CONSIGNE: Reprenez le texte sur l’amour du peintre pour Jeanne Polge et prolongez-le à partir de sa dernière phrase.

Il peignait, et puis il est mort. L’amour est passé par là...
« C’est tout à fait étonnant ce qui se passe ici dans le style moche baigné d’éclat inoubliable, mais que veux-tu le soleil c’est toujours comme cela, il fera des dentelles rares avec n’importe quelle serpillière, il suffit d’un peu de bleu et de beaucoup de blanc. » (Lettre du 4 juin 1952)
Décembre 1954, donc. Amoureux à mort de celle qui refuse de changer de vie pour lui, pour eux, il écrit à leur confidente, les amours tristes sont toujours reflétées par le miroir déformant et compatissant des intermédiaires :
« J’ai besoin de cette fille pour m’abîmer, je n’en ai pas besoin pour peindre et c’est grâce à elle que je travaille tant malgré tout. Que comprendre là-dedans. »
La « fille » s’appelle Jeanne Polge, mariée avec enfants. Elle aime les bleuets et va et vient. Elle lui a été présentée en 1952, avec sa famille, par son ami René Char qui l’a attiré dans le Vaucluse, où il habite désormais. Elle est devenue son modèle, son amante. Elle est partie en voyage avec lui, des amis et sa seconde femme, Françoise. Il lui écrit des lettres d’amour éperdues. Paris, janvier 1954 :
« Merci de regarder si longuement notre joie sur la mer. Merci de me déchirer mon amour. Je t’aime à hurler. Je t’aime à mourir. Je t’aime à voir la complexité la plus infernale, limpide dans ton amour. Je t’aime à aimer ton amour comme je t’aime. Je t’aime dans le risque, dans la paix d’un instant, de tout mon sang, de toutes mes larmes, de toute ma folie, de toi, de moi, je t’aime dans chaque poussière qui touche ton cœur. »

DONNÉES AFFICHÉES:
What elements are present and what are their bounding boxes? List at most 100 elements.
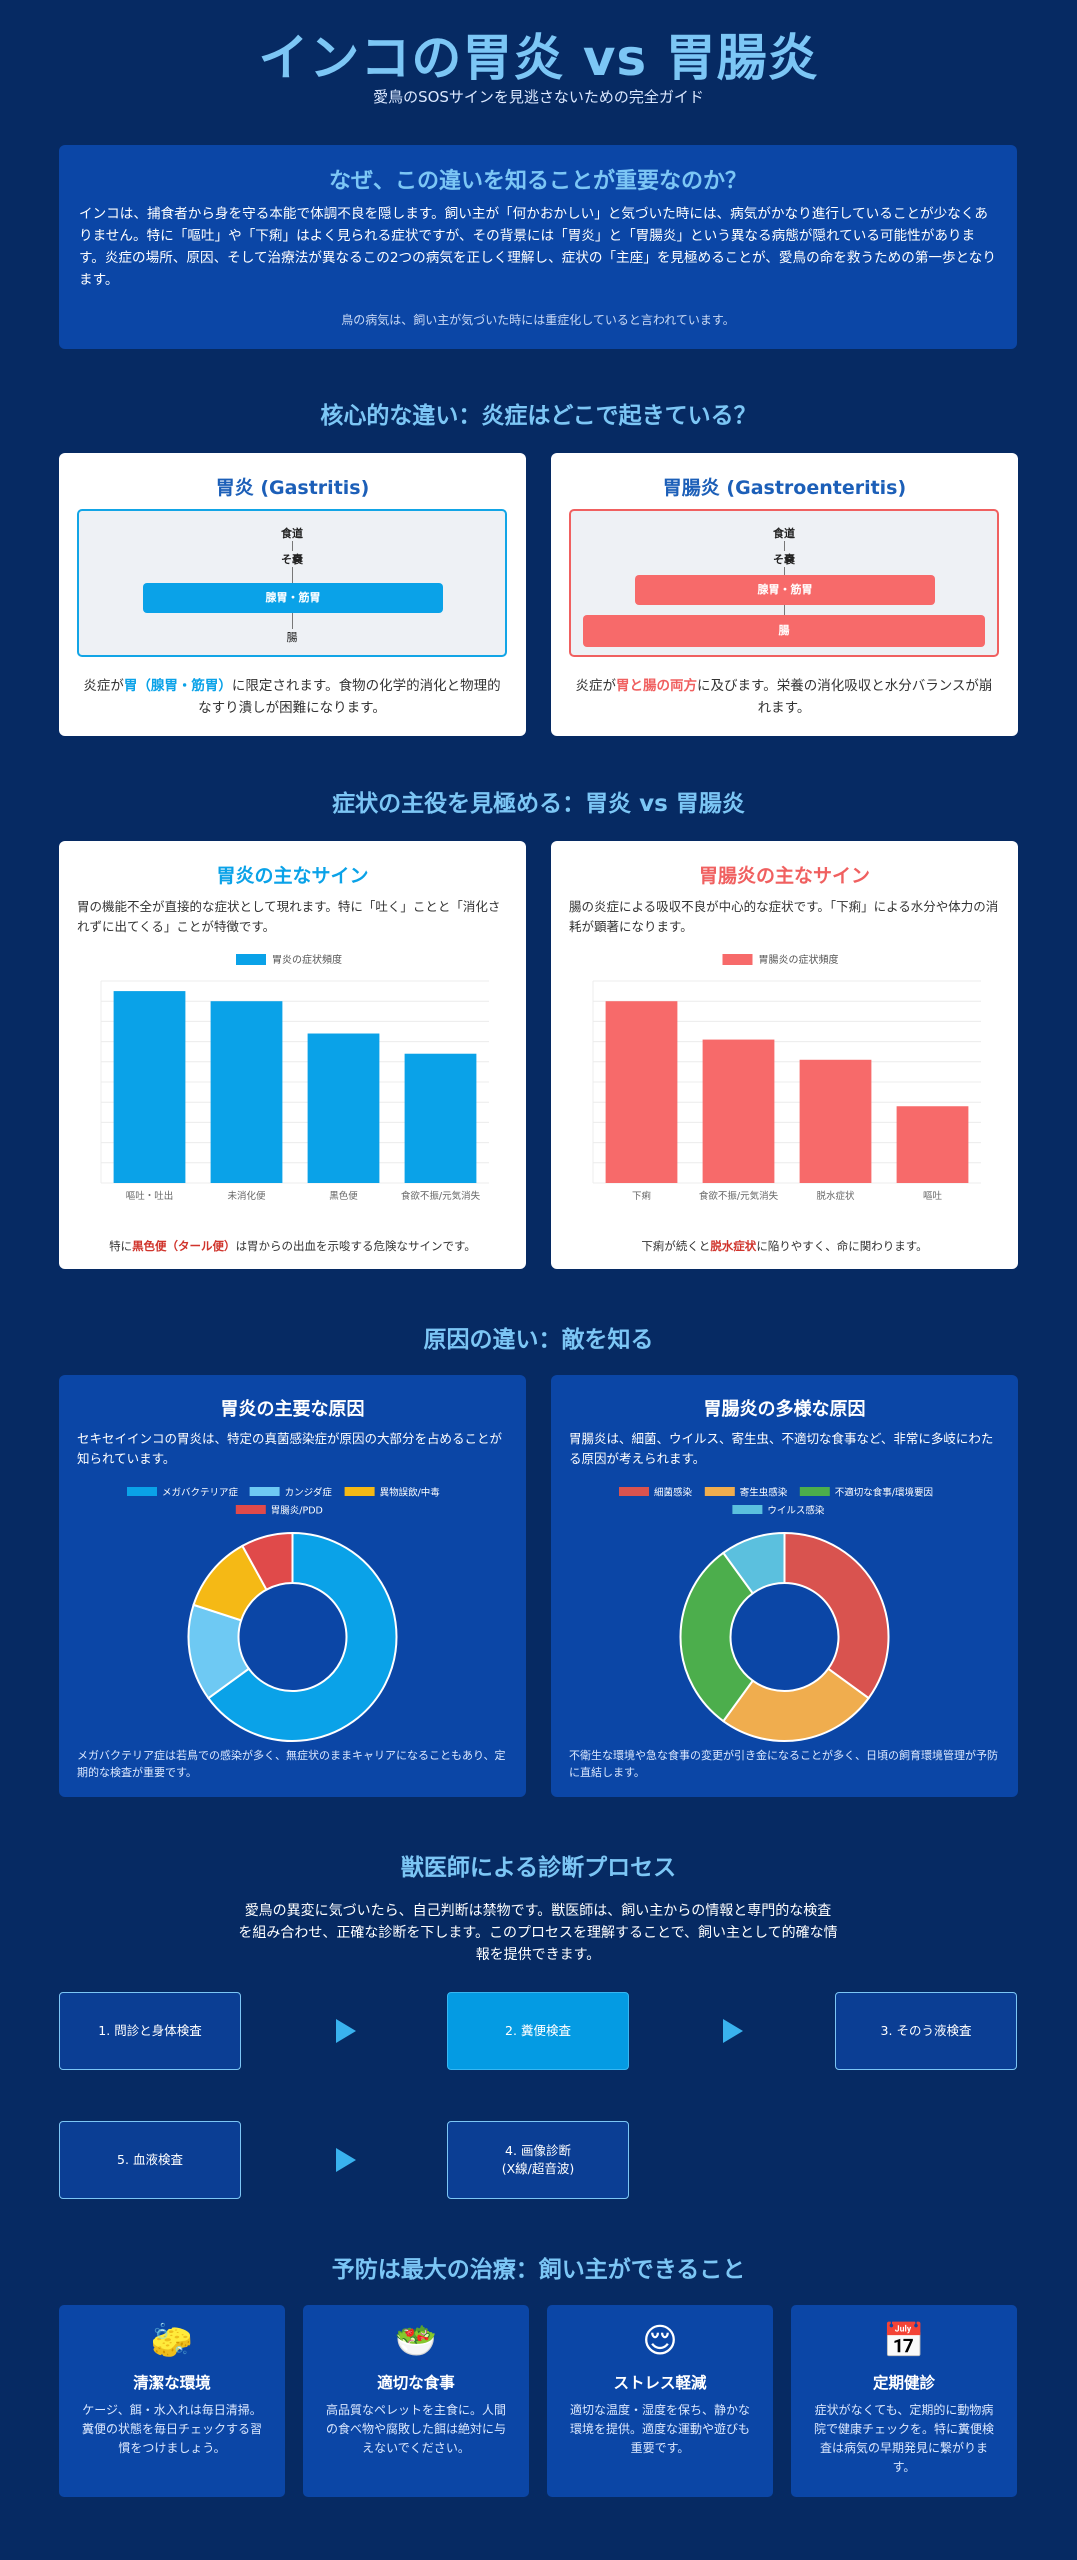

RÉPONSE RÉDIGÉE:
Quelque chose dans cette histoire nourrit « mon inévitable besoin de tout casser ». Staël et Char se brouillent à cause de cette passion obsédante. Le poète, qui trempe son personnage dans un bain d’égoïsme minéral et libertin, n’y joue pas un beau rôle. Il ne pouvait ni admettre, ni probablement comprendre, le tourbillon du peintre. « J’ai besoin de cette fille pour m’abîmer… »
Toute critique d’art, de l’art de Staël, pourrait s’arrêter sur ces mots. Ils résument la contradiction dans laquelle l’homme et l’artiste se sont soutenus, entretenus, défaits. Ce lieu obscur où la psychologie s’unit au métier et fond dedans. Nul, comme Staël dans ses lettres, n’a parlé d’un tel élan, au jour le jour, de sa vie et son œuvre à l’enclume, en fusion.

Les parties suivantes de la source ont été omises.